MATERIAL FOR THIS EXERCISE
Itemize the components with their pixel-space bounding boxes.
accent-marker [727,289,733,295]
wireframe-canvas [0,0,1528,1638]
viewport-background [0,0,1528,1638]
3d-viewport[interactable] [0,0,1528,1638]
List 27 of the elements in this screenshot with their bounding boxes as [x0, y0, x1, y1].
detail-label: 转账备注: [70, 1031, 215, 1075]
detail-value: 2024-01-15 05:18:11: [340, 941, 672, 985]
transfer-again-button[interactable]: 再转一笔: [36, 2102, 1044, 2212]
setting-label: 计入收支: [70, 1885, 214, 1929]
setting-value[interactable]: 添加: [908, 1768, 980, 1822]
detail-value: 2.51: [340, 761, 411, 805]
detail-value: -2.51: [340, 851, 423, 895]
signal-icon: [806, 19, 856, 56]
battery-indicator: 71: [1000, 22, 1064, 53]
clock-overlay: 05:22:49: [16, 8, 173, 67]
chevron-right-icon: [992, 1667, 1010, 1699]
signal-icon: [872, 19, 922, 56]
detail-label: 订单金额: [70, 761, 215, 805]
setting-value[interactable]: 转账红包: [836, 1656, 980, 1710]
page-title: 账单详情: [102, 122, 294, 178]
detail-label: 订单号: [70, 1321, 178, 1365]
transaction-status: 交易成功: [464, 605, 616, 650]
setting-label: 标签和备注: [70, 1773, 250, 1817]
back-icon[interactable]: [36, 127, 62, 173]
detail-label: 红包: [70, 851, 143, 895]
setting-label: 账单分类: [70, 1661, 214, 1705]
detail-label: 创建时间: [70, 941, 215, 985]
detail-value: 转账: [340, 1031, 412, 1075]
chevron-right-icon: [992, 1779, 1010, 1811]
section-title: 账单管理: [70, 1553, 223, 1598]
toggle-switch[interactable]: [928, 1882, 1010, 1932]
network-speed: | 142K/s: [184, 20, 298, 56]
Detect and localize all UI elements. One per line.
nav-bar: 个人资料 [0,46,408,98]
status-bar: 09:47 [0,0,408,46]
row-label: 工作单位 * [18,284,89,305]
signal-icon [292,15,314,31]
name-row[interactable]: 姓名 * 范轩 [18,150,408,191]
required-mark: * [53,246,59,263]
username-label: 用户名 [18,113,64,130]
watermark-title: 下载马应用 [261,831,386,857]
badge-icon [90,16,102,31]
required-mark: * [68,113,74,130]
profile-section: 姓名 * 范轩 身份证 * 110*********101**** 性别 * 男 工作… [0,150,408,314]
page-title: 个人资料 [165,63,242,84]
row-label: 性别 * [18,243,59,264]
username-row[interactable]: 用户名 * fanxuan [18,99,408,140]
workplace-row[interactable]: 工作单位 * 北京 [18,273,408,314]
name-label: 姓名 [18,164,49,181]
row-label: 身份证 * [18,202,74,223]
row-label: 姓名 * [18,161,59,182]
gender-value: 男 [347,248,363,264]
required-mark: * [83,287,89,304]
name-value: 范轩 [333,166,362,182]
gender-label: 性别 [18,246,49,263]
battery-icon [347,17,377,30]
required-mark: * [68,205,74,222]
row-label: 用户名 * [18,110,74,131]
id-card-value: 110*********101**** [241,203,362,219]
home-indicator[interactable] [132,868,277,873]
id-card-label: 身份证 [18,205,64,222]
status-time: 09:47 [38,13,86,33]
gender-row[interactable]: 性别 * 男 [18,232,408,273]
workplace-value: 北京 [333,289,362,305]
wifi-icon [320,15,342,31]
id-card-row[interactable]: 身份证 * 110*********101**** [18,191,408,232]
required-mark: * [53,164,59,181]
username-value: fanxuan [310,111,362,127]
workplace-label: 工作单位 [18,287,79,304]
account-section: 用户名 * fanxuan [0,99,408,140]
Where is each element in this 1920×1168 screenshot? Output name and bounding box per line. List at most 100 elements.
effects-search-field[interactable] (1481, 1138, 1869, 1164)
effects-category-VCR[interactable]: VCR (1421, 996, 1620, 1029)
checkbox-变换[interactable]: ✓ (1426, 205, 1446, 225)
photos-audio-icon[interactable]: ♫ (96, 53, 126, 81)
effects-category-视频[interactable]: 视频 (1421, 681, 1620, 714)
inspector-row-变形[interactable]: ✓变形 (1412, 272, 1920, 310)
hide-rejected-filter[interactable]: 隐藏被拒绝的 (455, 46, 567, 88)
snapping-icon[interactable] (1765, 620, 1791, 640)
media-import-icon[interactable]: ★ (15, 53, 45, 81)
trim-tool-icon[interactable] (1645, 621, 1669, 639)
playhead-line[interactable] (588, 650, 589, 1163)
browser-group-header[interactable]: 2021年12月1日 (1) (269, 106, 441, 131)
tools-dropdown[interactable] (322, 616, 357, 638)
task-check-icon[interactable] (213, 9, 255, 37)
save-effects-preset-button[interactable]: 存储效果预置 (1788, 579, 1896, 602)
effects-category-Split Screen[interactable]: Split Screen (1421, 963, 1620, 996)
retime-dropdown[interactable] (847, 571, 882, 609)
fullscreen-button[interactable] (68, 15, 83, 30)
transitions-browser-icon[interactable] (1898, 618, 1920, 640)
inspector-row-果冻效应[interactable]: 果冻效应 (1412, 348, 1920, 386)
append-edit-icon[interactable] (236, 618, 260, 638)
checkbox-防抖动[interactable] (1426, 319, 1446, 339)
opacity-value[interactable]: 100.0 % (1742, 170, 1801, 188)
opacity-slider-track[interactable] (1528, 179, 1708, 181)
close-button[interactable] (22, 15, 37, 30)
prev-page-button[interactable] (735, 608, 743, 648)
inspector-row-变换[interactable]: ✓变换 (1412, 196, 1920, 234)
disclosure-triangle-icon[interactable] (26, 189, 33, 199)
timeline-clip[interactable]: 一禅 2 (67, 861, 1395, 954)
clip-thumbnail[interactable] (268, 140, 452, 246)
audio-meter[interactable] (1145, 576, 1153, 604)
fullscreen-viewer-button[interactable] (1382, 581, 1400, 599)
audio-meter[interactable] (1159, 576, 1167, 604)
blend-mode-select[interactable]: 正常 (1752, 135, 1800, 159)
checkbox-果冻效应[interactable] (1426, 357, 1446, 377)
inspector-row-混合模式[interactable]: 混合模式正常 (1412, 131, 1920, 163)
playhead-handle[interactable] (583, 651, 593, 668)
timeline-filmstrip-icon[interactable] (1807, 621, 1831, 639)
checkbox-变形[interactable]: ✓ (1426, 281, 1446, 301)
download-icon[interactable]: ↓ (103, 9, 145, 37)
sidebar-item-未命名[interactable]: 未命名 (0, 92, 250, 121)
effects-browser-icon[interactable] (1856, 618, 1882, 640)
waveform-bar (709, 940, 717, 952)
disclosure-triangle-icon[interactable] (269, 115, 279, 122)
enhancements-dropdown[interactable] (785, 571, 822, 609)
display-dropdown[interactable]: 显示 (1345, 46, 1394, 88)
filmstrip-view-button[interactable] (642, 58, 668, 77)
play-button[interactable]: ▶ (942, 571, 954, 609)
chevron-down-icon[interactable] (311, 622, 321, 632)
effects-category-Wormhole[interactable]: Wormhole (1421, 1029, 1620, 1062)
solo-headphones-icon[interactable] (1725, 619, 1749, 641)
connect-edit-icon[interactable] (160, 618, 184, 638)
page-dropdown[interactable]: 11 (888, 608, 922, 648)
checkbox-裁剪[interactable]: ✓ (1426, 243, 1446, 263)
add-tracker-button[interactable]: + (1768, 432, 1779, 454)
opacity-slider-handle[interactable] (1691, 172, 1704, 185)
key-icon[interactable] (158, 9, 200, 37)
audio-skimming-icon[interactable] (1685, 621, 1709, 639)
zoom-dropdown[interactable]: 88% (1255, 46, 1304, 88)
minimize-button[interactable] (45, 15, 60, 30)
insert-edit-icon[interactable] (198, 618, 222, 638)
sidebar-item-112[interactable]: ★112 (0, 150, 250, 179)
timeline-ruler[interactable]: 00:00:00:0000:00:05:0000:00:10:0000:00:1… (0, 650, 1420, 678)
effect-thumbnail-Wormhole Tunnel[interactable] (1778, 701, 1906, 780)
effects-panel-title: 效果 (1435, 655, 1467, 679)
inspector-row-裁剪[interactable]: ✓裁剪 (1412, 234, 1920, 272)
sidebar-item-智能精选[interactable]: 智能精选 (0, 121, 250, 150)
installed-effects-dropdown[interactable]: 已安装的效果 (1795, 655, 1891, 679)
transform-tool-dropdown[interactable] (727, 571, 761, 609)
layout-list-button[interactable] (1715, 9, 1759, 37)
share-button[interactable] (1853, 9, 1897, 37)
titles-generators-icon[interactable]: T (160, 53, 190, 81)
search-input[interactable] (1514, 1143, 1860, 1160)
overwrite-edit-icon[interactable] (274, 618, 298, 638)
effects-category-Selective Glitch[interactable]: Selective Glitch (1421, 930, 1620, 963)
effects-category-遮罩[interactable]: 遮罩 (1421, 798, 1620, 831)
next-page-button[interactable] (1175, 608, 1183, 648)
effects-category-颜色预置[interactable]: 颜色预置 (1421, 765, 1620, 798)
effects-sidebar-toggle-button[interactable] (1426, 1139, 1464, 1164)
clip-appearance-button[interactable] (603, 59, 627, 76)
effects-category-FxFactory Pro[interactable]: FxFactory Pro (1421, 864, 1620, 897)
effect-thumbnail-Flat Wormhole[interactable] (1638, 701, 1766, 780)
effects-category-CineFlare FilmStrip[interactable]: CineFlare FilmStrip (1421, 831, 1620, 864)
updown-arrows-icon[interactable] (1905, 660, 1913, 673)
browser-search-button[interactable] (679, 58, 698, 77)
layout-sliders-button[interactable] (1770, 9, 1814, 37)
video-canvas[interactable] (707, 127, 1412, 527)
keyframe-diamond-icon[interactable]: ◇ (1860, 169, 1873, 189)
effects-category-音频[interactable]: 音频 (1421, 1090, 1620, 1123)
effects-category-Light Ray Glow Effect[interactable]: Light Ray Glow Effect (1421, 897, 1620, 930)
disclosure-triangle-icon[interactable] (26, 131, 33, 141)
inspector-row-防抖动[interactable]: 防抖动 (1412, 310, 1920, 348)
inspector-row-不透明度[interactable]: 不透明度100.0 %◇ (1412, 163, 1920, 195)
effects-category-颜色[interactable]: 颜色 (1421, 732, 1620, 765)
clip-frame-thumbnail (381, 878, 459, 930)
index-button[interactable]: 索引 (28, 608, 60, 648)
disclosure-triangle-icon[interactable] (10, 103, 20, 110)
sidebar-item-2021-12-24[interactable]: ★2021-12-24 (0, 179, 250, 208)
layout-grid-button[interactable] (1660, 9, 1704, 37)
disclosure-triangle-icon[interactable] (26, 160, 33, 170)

GIVEN REQUEST
Copy the records word for word, from their first line through the line that contains "detail-label: 订单金额: [70, 761, 215, 805]", including both of those lines.

WRITTEN RESPONSE
Itemize the components with their pixel-space bounding boxes.
accent-marker [727,289,733,295]
wireframe-canvas [0,0,1528,1638]
viewport-background [0,0,1528,1638]
3d-viewport[interactable] [0,0,1528,1638]
List 27 of the elements in this screenshot with their bounding boxes as [x0, y0, x1, y1].
detail-label: 转账备注: [70, 1031, 215, 1075]
detail-value: 2024-01-15 05:18:11: [340, 941, 672, 985]
transfer-again-button[interactable]: 再转一笔: [36, 2102, 1044, 2212]
setting-label: 计入收支: [70, 1885, 214, 1929]
setting-value[interactable]: 添加: [908, 1768, 980, 1822]
detail-value: 2.51: [340, 761, 411, 805]
detail-value: -2.51: [340, 851, 423, 895]
signal-icon: [806, 19, 856, 56]
battery-indicator: 71: [1000, 22, 1064, 53]
clock-overlay: 05:22:49: [16, 8, 173, 67]
chevron-right-icon: [992, 1667, 1010, 1699]
signal-icon: [872, 19, 922, 56]
detail-label: 订单金额: [70, 761, 215, 805]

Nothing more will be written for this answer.